Your goal:
Pick out and copy every line below that has the word "Erwachsener".

Entries:
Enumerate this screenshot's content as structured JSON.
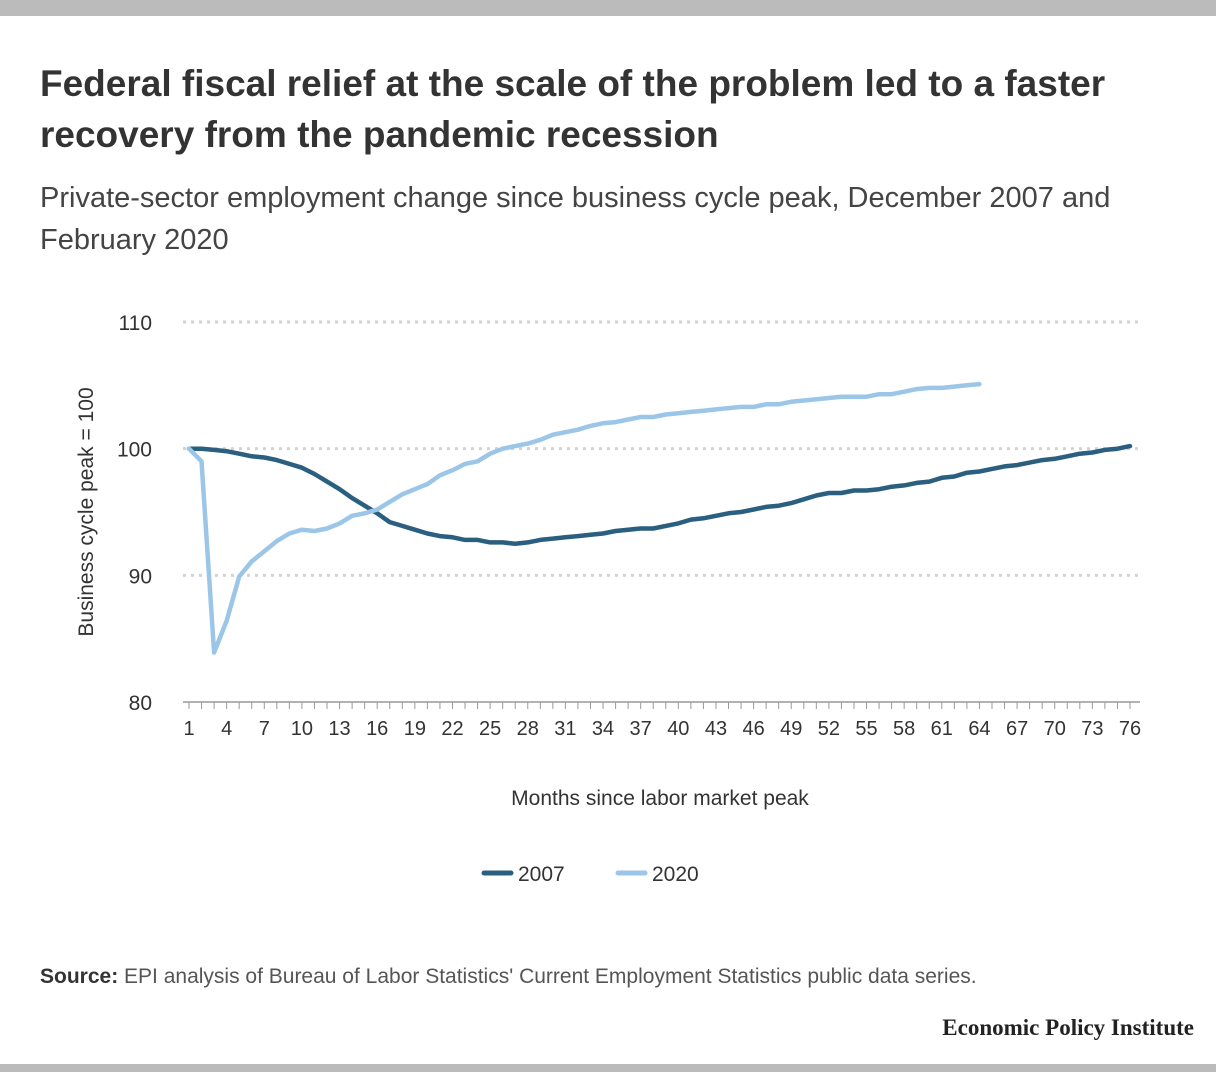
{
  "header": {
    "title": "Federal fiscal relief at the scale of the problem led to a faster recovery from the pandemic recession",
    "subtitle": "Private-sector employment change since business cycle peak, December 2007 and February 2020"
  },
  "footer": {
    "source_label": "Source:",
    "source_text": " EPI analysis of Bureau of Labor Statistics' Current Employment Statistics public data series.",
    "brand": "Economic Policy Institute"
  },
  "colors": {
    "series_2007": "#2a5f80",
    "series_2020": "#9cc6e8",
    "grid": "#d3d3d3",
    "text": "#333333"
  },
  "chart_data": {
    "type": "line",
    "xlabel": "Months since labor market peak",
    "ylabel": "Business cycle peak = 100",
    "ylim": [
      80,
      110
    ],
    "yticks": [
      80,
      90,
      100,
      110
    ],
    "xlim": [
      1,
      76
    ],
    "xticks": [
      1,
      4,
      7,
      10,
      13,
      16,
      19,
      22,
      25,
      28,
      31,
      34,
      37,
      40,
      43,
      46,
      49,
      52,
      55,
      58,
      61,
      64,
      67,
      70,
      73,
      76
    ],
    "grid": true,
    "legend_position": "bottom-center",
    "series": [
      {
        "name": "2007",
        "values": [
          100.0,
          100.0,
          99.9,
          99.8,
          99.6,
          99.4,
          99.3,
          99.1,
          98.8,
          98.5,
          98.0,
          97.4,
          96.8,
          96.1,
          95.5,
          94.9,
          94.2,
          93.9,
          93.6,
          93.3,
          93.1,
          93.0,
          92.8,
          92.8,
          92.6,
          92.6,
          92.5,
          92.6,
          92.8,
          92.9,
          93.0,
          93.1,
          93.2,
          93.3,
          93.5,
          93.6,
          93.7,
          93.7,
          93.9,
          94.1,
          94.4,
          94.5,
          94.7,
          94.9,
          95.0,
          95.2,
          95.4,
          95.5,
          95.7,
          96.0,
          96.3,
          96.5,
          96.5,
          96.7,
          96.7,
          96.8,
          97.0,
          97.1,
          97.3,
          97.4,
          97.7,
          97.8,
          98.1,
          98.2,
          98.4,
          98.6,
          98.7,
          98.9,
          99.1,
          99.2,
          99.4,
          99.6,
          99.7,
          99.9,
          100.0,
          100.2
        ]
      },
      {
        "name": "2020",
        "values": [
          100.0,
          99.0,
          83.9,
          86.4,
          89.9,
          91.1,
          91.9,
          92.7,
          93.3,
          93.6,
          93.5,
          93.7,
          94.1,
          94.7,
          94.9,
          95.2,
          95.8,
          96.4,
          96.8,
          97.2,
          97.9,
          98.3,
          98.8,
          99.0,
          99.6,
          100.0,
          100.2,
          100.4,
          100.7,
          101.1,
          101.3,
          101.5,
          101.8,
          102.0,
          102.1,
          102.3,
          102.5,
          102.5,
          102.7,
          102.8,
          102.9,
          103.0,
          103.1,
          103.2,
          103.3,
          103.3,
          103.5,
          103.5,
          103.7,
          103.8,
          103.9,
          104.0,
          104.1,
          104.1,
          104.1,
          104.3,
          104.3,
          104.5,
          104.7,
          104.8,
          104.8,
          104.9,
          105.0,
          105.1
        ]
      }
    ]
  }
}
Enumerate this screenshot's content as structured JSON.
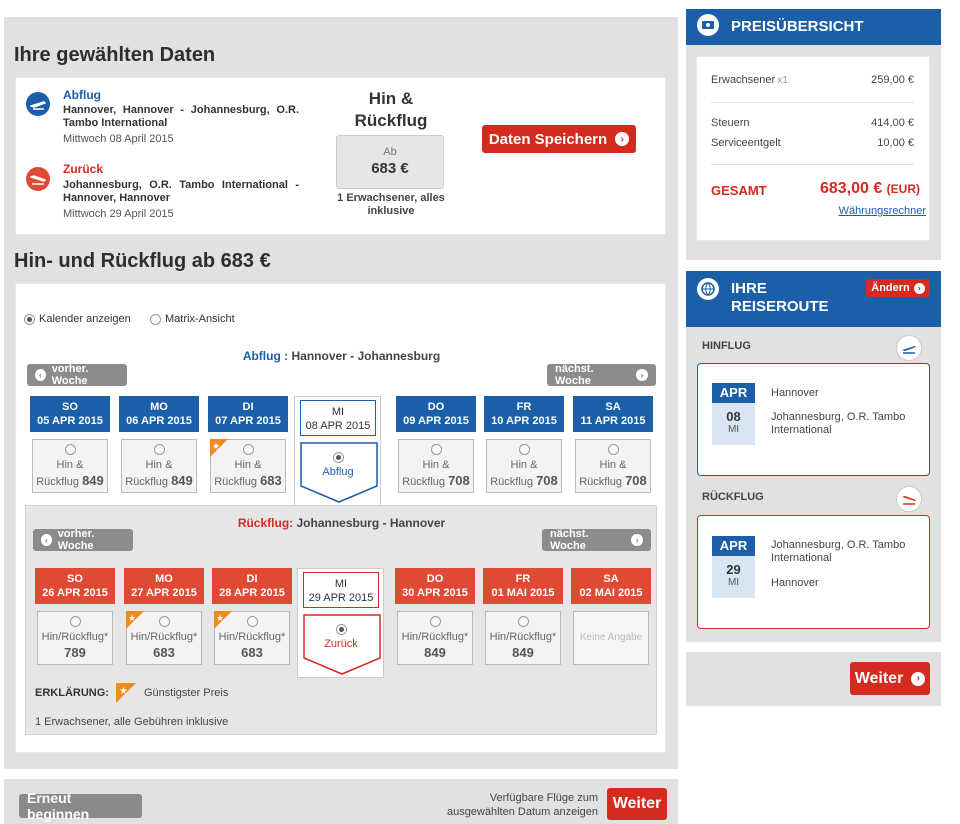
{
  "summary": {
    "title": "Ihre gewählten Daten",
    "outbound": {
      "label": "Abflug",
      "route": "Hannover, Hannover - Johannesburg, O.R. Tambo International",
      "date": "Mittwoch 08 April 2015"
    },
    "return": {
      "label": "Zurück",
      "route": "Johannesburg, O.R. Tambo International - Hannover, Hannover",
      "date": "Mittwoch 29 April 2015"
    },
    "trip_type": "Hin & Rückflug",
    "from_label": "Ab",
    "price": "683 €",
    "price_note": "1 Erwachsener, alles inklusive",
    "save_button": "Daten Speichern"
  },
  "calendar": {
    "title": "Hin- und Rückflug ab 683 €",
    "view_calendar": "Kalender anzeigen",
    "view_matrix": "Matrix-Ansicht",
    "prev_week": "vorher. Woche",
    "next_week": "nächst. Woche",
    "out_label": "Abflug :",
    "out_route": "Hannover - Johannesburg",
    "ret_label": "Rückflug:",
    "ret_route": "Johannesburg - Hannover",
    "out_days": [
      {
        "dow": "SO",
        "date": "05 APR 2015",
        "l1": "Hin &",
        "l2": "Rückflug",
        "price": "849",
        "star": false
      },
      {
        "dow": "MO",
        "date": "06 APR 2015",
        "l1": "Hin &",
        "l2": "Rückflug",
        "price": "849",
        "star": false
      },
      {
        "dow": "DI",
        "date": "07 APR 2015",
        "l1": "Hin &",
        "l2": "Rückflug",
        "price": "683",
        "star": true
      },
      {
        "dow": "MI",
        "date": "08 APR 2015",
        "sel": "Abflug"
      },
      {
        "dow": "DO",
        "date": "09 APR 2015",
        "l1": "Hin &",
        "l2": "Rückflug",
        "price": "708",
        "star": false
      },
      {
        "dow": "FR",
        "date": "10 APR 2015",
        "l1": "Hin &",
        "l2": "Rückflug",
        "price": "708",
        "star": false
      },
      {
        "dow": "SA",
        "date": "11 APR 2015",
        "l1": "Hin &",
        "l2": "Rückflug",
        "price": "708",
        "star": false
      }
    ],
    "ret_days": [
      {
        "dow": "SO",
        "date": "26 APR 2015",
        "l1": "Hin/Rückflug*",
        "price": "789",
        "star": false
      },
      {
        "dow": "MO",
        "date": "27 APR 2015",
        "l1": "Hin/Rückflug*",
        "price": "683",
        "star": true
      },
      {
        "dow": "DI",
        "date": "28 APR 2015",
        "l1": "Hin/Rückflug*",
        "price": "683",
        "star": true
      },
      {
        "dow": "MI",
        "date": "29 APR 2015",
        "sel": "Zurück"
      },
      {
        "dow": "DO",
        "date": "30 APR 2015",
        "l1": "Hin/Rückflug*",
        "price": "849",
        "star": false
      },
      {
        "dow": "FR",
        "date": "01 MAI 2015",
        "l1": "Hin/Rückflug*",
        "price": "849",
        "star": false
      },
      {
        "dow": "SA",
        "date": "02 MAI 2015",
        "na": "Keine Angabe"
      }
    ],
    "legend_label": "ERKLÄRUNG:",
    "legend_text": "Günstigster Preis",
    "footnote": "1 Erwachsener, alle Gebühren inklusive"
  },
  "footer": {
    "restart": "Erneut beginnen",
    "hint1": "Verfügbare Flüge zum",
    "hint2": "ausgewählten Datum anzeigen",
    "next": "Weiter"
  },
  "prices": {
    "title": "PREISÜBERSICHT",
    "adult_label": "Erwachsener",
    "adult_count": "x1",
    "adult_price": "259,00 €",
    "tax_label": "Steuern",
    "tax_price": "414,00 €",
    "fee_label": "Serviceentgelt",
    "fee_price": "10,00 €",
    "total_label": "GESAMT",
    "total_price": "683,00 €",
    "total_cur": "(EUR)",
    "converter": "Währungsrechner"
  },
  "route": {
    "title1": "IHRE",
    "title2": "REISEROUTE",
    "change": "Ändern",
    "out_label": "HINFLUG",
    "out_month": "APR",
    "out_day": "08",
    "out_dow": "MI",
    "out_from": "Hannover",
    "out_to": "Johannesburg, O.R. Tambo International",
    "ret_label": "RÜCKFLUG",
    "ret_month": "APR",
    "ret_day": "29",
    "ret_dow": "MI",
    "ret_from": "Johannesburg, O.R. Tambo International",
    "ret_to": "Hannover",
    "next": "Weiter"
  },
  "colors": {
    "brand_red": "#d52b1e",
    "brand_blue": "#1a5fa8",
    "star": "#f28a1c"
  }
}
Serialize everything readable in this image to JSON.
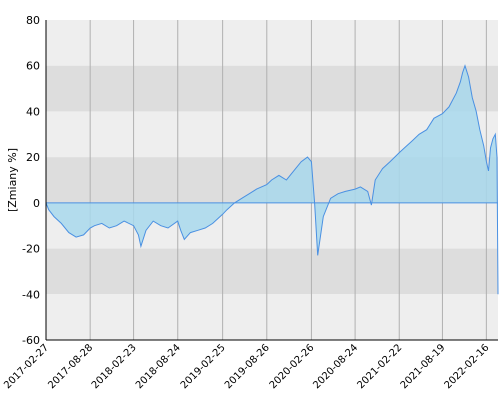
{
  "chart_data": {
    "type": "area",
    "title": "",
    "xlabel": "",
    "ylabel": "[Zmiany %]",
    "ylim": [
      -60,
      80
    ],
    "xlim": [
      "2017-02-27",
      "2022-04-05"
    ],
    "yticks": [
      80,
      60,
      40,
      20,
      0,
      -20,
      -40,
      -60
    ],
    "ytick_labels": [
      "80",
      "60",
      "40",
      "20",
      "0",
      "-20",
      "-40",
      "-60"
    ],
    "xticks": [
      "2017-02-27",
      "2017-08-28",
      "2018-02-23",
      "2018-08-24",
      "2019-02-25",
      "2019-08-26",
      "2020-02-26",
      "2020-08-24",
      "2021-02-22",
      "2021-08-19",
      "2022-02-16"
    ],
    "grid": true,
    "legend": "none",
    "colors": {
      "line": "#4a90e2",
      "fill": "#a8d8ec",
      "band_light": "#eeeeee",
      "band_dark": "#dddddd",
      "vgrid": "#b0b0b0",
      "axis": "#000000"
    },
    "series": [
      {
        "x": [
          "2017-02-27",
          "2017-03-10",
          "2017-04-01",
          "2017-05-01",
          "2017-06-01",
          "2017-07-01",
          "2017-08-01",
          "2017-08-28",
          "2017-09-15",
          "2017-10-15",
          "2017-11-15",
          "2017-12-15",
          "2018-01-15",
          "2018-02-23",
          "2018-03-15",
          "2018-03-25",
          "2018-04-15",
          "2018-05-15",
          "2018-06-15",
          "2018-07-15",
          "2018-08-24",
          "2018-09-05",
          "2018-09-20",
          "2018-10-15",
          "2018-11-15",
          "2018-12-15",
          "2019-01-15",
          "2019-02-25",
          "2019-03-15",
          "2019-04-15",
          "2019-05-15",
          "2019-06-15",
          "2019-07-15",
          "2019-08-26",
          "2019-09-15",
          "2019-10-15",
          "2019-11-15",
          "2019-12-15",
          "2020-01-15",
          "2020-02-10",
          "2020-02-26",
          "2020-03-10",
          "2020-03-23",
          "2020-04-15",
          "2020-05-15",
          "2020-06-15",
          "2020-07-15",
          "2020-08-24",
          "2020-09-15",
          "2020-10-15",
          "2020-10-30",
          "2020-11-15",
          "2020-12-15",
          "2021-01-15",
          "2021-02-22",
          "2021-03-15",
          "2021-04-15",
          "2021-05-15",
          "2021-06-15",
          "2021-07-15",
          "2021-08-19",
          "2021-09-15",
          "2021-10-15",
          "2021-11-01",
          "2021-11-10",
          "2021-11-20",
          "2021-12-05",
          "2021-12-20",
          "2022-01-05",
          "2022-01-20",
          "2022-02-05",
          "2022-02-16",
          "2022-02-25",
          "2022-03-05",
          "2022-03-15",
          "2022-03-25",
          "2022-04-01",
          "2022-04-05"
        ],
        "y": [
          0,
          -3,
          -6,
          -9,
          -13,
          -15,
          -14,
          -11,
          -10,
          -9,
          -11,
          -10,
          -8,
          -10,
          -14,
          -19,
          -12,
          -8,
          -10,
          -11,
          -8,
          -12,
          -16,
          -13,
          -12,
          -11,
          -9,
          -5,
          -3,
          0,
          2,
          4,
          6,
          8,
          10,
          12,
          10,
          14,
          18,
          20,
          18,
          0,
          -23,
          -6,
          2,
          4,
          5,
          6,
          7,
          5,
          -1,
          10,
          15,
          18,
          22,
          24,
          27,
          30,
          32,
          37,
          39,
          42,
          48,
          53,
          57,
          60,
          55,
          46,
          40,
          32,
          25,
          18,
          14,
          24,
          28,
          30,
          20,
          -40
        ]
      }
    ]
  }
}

Worked answer:
    "price_note": "1 Erwachsener, alles inklusive",
    "footnote": "1 Erwachsener, alle Gebühren inklusive"
    "adult_label": "Erwachsener",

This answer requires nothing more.